> [Source records]
--

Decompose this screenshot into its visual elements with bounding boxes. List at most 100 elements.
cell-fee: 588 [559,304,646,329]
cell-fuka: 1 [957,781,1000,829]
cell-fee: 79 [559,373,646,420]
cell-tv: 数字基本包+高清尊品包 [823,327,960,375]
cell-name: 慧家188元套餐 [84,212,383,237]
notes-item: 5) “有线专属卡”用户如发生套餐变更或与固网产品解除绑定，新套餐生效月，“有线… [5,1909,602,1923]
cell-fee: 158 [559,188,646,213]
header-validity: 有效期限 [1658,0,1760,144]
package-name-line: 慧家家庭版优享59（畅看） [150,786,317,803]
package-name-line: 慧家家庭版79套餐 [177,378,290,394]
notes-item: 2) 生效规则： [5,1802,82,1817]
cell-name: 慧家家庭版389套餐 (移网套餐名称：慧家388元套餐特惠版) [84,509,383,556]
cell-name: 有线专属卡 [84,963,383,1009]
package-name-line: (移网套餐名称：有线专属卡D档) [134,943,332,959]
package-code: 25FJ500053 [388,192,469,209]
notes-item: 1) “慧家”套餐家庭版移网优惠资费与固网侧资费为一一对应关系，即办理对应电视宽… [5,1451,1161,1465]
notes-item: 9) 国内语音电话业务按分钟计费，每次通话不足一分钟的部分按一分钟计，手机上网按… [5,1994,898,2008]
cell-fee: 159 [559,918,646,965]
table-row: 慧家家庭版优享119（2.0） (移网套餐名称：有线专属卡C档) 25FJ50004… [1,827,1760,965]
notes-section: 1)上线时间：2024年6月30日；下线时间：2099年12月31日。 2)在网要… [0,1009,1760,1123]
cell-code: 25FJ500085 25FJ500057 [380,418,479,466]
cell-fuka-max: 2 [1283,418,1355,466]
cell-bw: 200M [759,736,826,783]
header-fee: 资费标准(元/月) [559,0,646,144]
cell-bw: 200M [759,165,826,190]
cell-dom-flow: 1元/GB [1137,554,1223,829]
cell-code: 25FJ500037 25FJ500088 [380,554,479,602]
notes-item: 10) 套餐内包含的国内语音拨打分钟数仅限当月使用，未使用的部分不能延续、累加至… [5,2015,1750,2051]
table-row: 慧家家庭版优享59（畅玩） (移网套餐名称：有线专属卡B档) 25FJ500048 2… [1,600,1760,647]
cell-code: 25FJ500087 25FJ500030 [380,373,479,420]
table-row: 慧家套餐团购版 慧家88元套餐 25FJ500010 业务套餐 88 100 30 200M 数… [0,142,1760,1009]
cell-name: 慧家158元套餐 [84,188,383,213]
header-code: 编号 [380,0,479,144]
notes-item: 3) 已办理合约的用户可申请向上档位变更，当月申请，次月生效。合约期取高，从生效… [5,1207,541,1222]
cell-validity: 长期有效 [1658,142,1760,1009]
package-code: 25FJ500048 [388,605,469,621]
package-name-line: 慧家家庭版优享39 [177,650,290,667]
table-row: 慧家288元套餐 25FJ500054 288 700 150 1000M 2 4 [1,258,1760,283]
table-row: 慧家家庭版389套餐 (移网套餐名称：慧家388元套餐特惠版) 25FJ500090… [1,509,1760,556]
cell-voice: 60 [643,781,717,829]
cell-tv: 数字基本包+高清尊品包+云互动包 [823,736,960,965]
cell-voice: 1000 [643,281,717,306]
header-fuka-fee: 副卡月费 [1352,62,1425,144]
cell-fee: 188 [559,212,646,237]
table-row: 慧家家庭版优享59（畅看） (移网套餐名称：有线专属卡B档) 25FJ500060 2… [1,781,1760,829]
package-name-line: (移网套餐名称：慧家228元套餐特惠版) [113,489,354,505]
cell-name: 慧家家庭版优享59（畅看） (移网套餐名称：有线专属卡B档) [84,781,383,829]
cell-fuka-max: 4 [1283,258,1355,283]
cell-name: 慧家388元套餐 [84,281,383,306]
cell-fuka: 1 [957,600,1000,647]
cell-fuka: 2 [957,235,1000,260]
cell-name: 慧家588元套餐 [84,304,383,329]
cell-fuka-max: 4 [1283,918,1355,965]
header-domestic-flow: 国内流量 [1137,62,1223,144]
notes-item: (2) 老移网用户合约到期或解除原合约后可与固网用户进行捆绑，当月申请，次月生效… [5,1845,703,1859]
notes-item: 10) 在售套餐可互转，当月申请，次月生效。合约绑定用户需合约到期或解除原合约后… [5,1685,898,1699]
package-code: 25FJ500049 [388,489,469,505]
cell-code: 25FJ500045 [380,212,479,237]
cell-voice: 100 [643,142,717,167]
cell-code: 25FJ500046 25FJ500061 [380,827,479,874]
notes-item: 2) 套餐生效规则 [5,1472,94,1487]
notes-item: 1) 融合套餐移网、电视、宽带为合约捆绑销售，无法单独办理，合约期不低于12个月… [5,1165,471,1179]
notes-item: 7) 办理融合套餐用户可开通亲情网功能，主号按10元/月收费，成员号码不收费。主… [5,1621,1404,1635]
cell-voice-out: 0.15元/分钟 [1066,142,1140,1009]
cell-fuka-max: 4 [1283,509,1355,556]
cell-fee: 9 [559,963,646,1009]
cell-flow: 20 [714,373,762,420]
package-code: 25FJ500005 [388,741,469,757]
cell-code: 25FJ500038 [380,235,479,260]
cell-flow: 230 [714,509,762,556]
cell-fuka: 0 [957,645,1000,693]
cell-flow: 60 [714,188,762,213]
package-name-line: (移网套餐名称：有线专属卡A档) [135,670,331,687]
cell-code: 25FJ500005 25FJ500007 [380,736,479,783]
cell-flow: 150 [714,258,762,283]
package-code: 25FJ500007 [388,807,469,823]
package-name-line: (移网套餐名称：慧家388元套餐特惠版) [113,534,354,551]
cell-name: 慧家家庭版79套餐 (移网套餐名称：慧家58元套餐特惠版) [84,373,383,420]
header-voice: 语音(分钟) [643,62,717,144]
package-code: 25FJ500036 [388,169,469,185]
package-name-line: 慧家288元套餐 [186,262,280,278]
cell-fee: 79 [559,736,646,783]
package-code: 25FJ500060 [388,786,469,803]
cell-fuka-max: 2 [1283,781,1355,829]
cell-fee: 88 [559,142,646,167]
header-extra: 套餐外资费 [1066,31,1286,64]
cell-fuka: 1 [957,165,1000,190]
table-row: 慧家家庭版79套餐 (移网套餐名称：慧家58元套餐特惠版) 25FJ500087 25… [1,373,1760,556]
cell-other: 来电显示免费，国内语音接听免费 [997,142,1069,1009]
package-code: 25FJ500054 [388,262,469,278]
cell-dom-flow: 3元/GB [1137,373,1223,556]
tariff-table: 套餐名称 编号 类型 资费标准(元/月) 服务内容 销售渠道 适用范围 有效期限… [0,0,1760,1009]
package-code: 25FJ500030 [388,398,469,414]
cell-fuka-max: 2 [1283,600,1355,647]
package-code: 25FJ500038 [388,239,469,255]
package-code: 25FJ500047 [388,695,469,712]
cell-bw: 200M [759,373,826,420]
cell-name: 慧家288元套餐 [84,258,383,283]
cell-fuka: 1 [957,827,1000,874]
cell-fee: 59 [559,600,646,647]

--

> [Challenge] Convert the listing above into a Markdown table with the columns "No." and "Entry", one row per line, with blank lines left out.

> [Finished answer]
| No. | Entry |
|---|---|
| 1 | Decompose this screenshot into its visual elements with bounding boxes. List at most 100 elements. |
| 2 | cell-fee: 588 [559,304,646,329] |
| 3 | cell-fuka: 1 [957,781,1000,829] |
| 4 | cell-fee: 79 [559,373,646,420] |
| 5 | cell-tv: 数字基本包+高清尊品包 [823,327,960,375] |
| 6 | cell-name: 慧家188元套餐 [84,212,383,237] |
| 7 | notes-item: 5) “有线专属卡”用户如发生套餐变更或与固网产品解除绑定，新套餐生效月，“有线… [5,1909,602,1923] |
| 8 | cell-fee: 158 [559,188,646,213] |
| 9 | header-validity: 有效期限 [1658,0,1760,144] |
| 10 | package-name-line: 慧家家庭版优享59（畅看） [150,786,317,803] |
| 11 | package-name-line: 慧家家庭版79套餐 [177,378,290,394] |
| 12 | notes-item: 2) 生效规则： [5,1802,82,1817] |
| 13 | cell-name: 慧家家庭版389套餐 (移网套餐名称：慧家388元套餐特惠版) [84,509,383,556] |
| 14 | cell-name: 有线专属卡 [84,963,383,1009] |
| 15 | package-name-line: (移网套餐名称：有线专属卡D档) [134,943,332,959] |
| 16 | package-code: 25FJ500053 [388,192,469,209] |
| 17 | notes-item: 1) “慧家”套餐家庭版移网优惠资费与固网侧资费为一一对应关系，即办理对应电视宽… [5,1451,1161,1465] |
| 18 | notes-item: 9) 国内语音电话业务按分钟计费，每次通话不足一分钟的部分按一分钟计，手机上网按… [5,1994,898,2008] |
| 19 | cell-fee: 159 [559,918,646,965] |
| 20 | table-row: 慧家家庭版优享119（2.0） (移网套餐名称：有线专属卡C档) 25FJ50004… [1,827,1760,965] |
| 21 | notes-section: 1)上线时间：2024年6月30日；下线时间：2099年12月31日。 2)在网要… [0,1009,1760,1123] |
| 22 | cell-code: 25FJ500085 25FJ500057 [380,418,479,466] |
| 23 | cell-fuka-max: 2 [1283,418,1355,466] |
| 24 | cell-bw: 200M [759,736,826,783] |
| 25 | header-fee: 资费标准(元/月) [559,0,646,144] |
| 26 | cell-bw: 200M [759,165,826,190] |
| 27 | cell-dom-flow: 1元/GB [1137,554,1223,829] |
| 28 | cell-code: 25FJ500037 25FJ500088 [380,554,479,602] |
| 29 | notes-item: 10) 套餐内包含的国内语音拨打分钟数仅限当月使用，未使用的部分不能延续、累加至… [5,2015,1750,2051] |
| 30 | table-row: 慧家家庭版优享59（畅玩） (移网套餐名称：有线专属卡B档) 25FJ500048 2… [1,600,1760,647] |
| 31 | cell-code: 25FJ500087 25FJ500030 [380,373,479,420] |
| 32 | table-row: 慧家套餐团购版 慧家88元套餐 25FJ500010 业务套餐 88 100 30 200M 数… [0,142,1760,1009] |
| 33 | cell-name: 慧家158元套餐 [84,188,383,213] |
| 34 | header-code: 编号 [380,0,479,144] |
| 35 | notes-item: 3) 已办理合约的用户可申请向上档位变更，当月申请，次月生效。合约期取高，从生效… [5,1207,541,1222] |
| 36 | cell-validity: 长期有效 [1658,142,1760,1009] |
| 37 | package-code: 25FJ500048 [388,605,469,621] |
| 38 | package-name-line: 慧家家庭版优享39 [177,650,290,667] |
| 39 | table-row: 慧家288元套餐 25FJ500054 288 700 150 1000M 2 4 [1,258,1760,283] |
| 40 | table-row: 慧家家庭版389套餐 (移网套餐名称：慧家388元套餐特惠版) 25FJ500090… [1,509,1760,556] |
| 41 | cell-voice: 60 [643,781,717,829] |
| 42 | cell-tv: 数字基本包+高清尊品包+云互动包 [823,736,960,965] |
| 43 | cell-voice: 1000 [643,281,717,306] |
| 44 | header-fuka-fee: 副卡月费 [1352,62,1425,144] |
| 45 | cell-fee: 188 [559,212,646,237] |
| 46 | table-row: 慧家家庭版优享59（畅看） (移网套餐名称：有线专属卡B档) 25FJ500060 2… [1,781,1760,829] |
| 47 | package-name-line: (移网套餐名称：慧家228元套餐特惠版) [113,489,354,505] |
| 48 | cell-name: 慧家家庭版优享59（畅看） (移网套餐名称：有线专属卡B档) [84,781,383,829] |
| 49 | cell-fuka-max: 4 [1283,258,1355,283] |
| 50 | cell-name: 慧家388元套餐 [84,281,383,306] |
| 51 | cell-fuka: 1 [957,600,1000,647] |
| 52 | cell-fuka: 2 [957,235,1000,260] |
| 53 | cell-name: 慧家588元套餐 [84,304,383,329] |
| 54 | cell-fuka-max: 4 [1283,918,1355,965] |
| 55 | header-domestic-flow: 国内流量 [1137,62,1223,144] |
| 56 | notes-item: (2) 老移网用户合约到期或解除原合约后可与固网用户进行捆绑，当月申请，次月生效… [5,1845,703,1859] |
| 57 | notes-item: 10) 在售套餐可互转，当月申请，次月生效。合约绑定用户需合约到期或解除原合约后… [5,1685,898,1699] |
| 58 | package-code: 25FJ500049 [388,489,469,505] |
| 59 | cell-code: 25FJ500045 [380,212,479,237] |
| 60 | cell-voice: 100 [643,142,717,167] |
| 61 | cell-code: 25FJ500046 25FJ500061 [380,827,479,874] |
| 62 | notes-item: 2) 套餐生效规则 [5,1472,94,1487] |
| 63 | notes-item: 1) 融合套餐移网、电视、宽带为合约捆绑销售，无法单独办理，合约期不低于12个月… [5,1165,471,1179] |
| 64 | notes-item: 7) 办理融合套餐用户可开通亲情网功能，主号按10元/月收费，成员号码不收费。主… [5,1621,1404,1635] |
| 65 | cell-voice-out: 0.15元/分钟 [1066,142,1140,1009] |
| 66 | cell-fuka-max: 4 [1283,509,1355,556] |
| 67 | cell-fee: 9 [559,963,646,1009] |
| 68 | cell-flow: 20 [714,373,762,420] |
| 69 | package-code: 25FJ500005 [388,741,469,757] |
| 70 | cell-code: 25FJ500038 [380,235,479,260] |
| 71 | cell-flow: 230 [714,509,762,556] |
| 72 | cell-fuka: 0 [957,645,1000,693] |
| 73 | cell-flow: 60 [714,188,762,213] |
| 74 | package-name-line: (移网套餐名称：有线专属卡A档) [135,670,331,687] |
| 75 | cell-code: 25FJ500005 25FJ500007 [380,736,479,783] |
| 76 | cell-flow: 150 [714,258,762,283] |
| 77 | package-code: 25FJ500007 [388,807,469,823] |
| 78 | package-name-line: (移网套餐名称：慧家388元套餐特惠版) [113,534,354,551] |
| 79 | cell-name: 慧家家庭版79套餐 (移网套餐名称：慧家58元套餐特惠版) [84,373,383,420] |
| 80 | header-voice: 语音(分钟) [643,62,717,144] |
| 81 | package-code: 25FJ500036 [388,169,469,185] |
| 82 | package-name-line: 慧家288元套餐 [186,262,280,278] |
| 83 | cell-fee: 79 [559,736,646,783] |
| 84 | package-code: 25FJ500060 [388,786,469,803] |
| 85 | cell-fuka-max: 2 [1283,781,1355,829] |
| 86 | cell-fee: 88 [559,142,646,167] |
| 87 | header-extra: 套餐外资费 [1066,31,1286,64] |
| 88 | cell-fuka: 1 [957,165,1000,190] |
| 89 | table-row: 慧家家庭版79套餐 (移网套餐名称：慧家58元套餐特惠版) 25FJ500087 25… [1,373,1760,556] |
| 90 | cell-other: 来电显示免费，国内语音接听免费 [997,142,1069,1009] |
| 91 | package-code: 25FJ500054 [388,262,469,278] |
| 92 | cell-dom-flow: 3元/GB [1137,373,1223,556] |
| 93 | tariff-table: 套餐名称 编号 类型 资费标准(元/月) 服务内容 销售渠道 适用范围 有效期限… [0,0,1760,1009] |
| 94 | package-code: 25FJ500030 [388,398,469,414] |
| 95 | cell-fuka-max: 2 [1283,600,1355,647] |
| 96 | package-code: 25FJ500038 [388,239,469,255] |
| 97 | package-code: 25FJ500047 [388,695,469,712] |
| 98 | cell-bw: 200M [759,373,826,420] |
| 99 | cell-name: 慧家288元套餐 [84,258,383,283] |
| 100 | cell-fuka: 1 [957,827,1000,874] |
| 101 | cell-fee: 59 [559,600,646,647] |